What you will do
Make an exact copy of each entry, leaving out every picture.

Task input
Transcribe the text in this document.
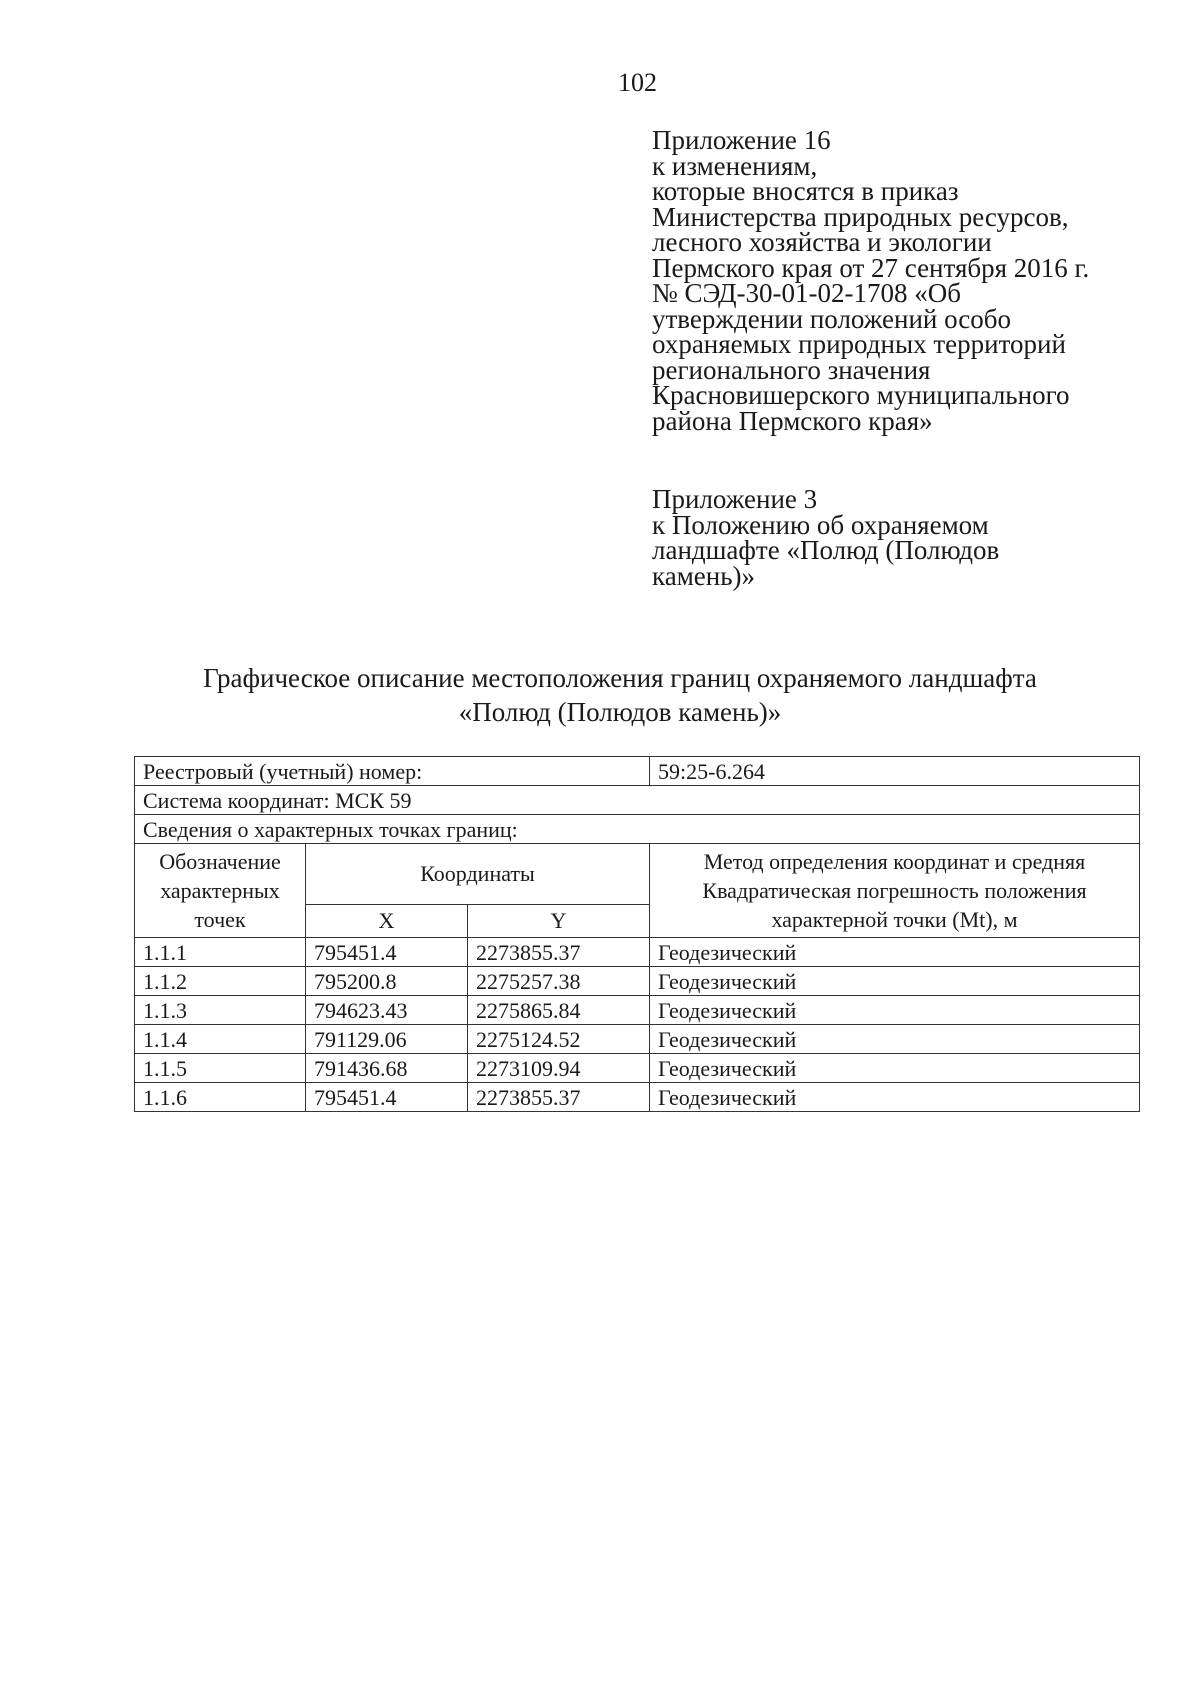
102
Приложение 16
к изменениям,
которые вносятся в приказ
Министерства природных ресурсов,
лесного хозяйства и экологии
Пермского края от 27 сентября 2016 г.
№ СЭД-30-01-02-1708 «Об
утверждении положений особо
охраняемых природных территорий
регионального значения
Красновишерского муниципального
района Пермского края»
Приложение 3
к Положению об охраняемом
ландшафте «Полюд (Полюдов
камень)»
Графическое описание местоположения границ охраняемого ландшафта
«Полюд (Полюдов камень)»
Реестровый (учетный) номер:			59:25-6.264
Система координат: МСК 59			
Сведения о характерных точках границ:			
Обозначение характерных точек	Координаты		Метод определения координат и средняя Квадратическая погрешность положения характерной точки (Mt), м
	X	Y	
1.1.1	795451.4	2273855.37	Геодезический
1.1.2	795200.8	2275257.38	Геодезический
1.1.3	794623.43	2275865.84	Геодезический
1.1.4	791129.06	2275124.52	Геодезический
1.1.5	791436.68	2273109.94	Геодезический
1.1.6	795451.4	2273855.37	Геодезический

The completed task
Transcribe the text in this document.
102
Приложение 16
к изменениям,
которые вносятся в приказ
Министерства природных ресурсов,
лесного хозяйства и экологии
Пермского края от 27 сентября 2016 г.
№ СЭД-30-01-02-1708 «Об
утверждении положений особо
охраняемых природных территорий
регионального значения
Красновишерского муниципального
района Пермского края»
Приложение 3
к Положению об охраняемом
ландшафте «Полюд (Полюдов
камень)»
Графическое описание местоположения границ охраняемого ландшафта
«Полюд (Полюдов камень)»
Реестровый (учетный) номер:			59:25-6.264
Система координат: МСК 59			
Сведения о характерных точках границ:			
Обозначение характерных точек	Координаты		Метод определения координат и средняя Квадратическая погрешность положения характерной точки (Mt), м
	X	Y	
1.1.1	795451.4	2273855.37	Геодезический
1.1.2	795200.8	2275257.38	Геодезический
1.1.3	794623.43	2275865.84	Геодезический
1.1.4	791129.06	2275124.52	Геодезический
1.1.5	791436.68	2273109.94	Геодезический
1.1.6	795451.4	2273855.37	Геодезический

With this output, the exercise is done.